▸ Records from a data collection
● ● ●
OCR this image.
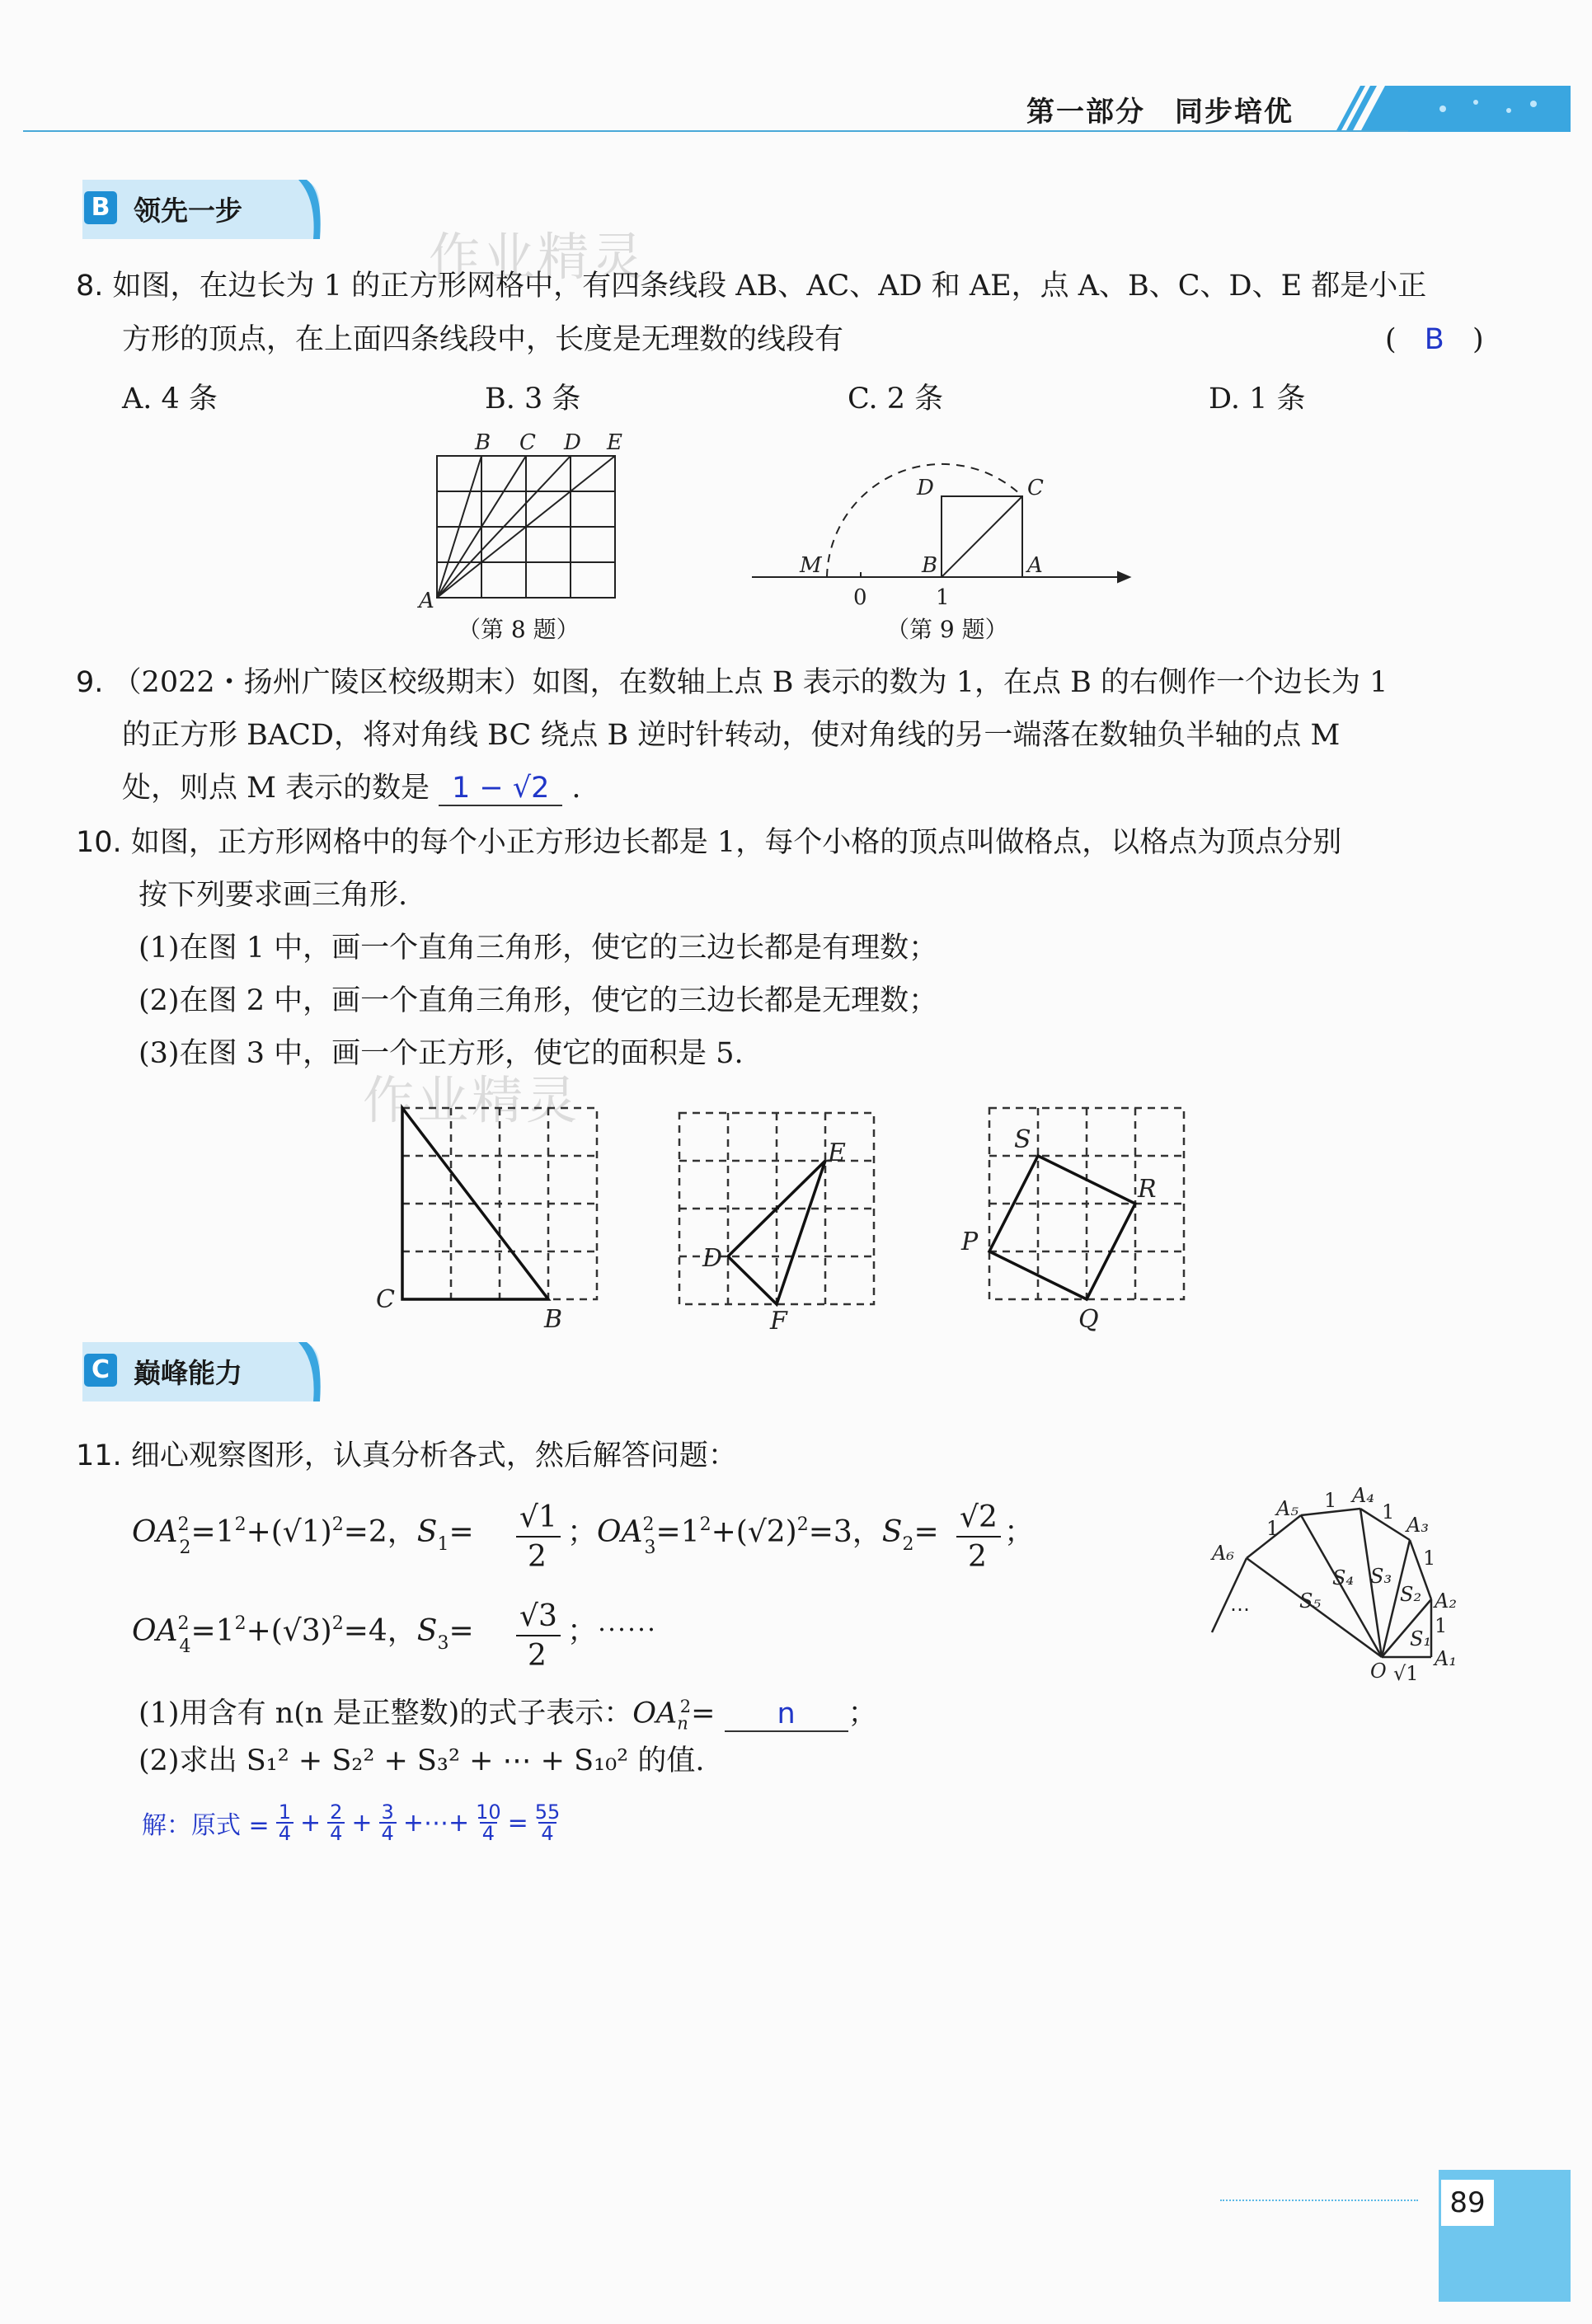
第一部分　同步培优
B 领先一步
作业精灵
8. 如图，在边长为 1 的正方形网格中，有四条线段 AB、AC、AD 和 AE，点 A、B、C、D、E 都是小正
方形的顶点，在上面四条线段中，长度是无理数的线段有	( B )
A. 4 条	B. 3 条	C. 2 条	D. 1 条
B C D E
A
（第 8 题）
M	B	A
C
D
0	1
（第 9 题）
9. （2022・扬州广陵区校级期末）如图，在数轴上点 B 表示的数为 1，在点 B 的右侧作一个边长为 1
的正方形 BACD，将对角线 BC 绕点 B 逆时针转动，使对角线的另一端落在数轴负半轴的点 M
处，则点 M 表示的数是 1 − √2 .
10. 如图，正方形网格中的每个小正方形边长都是 1，每个小格的顶点叫做格点，以格点为顶点分别
按下列要求画三角形.
(1)在图 1 中，画一个直角三角形，使它的三边长都是有理数；
(2)在图 2 中，画一个直角三角形，使它的三边长都是无理数；
(3)在图 3 中，画一个正方形，使它的面积是 5.
作业精灵
C
B
D
E
F
S
R
P
Q
C 巅峰能力
11. 细心观察图形，认真分析各式，然后解答问题：
$OA^2$ $2=1^2+(√1)^2=2$，$S_1= √1$
2
；$OA^2$ $3=1^2+(√2)^2=3$，$S_2= √2$
2
；
$OA^2$ $4=1^2+(√3)^2=4$，$S_3= √3$
2
；⋯⋯
O √1
A₁
A₂
A₃
A₄
A₅
A₆
1
1
1
1
1
S₁
S₂
S₃
S₄
S₅
⋯
(1)用含有 n(n 是正整数)的式子表示：$OA_n^2= n$ ；
(2)求出 S₁² + S₂² + S₃² + ⋯ + S₁₀² 的值.
解：原式 = $\frac{1}{4} + \frac{2}{4} + \frac{3}{4}$ +⋯+ $\frac{10}{4} = \frac{55}{4}$
89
● ● ●
▸ Exercise
In the entries above, find every line holding the word "画一个直角三角形" and copy it out.

▸ Answer to this problem
(1)在图 1 中，画一个直角三角形，使它的三边长都是有理数；
(2)在图 2 中，画一个直角三角形，使它的三边长都是无理数；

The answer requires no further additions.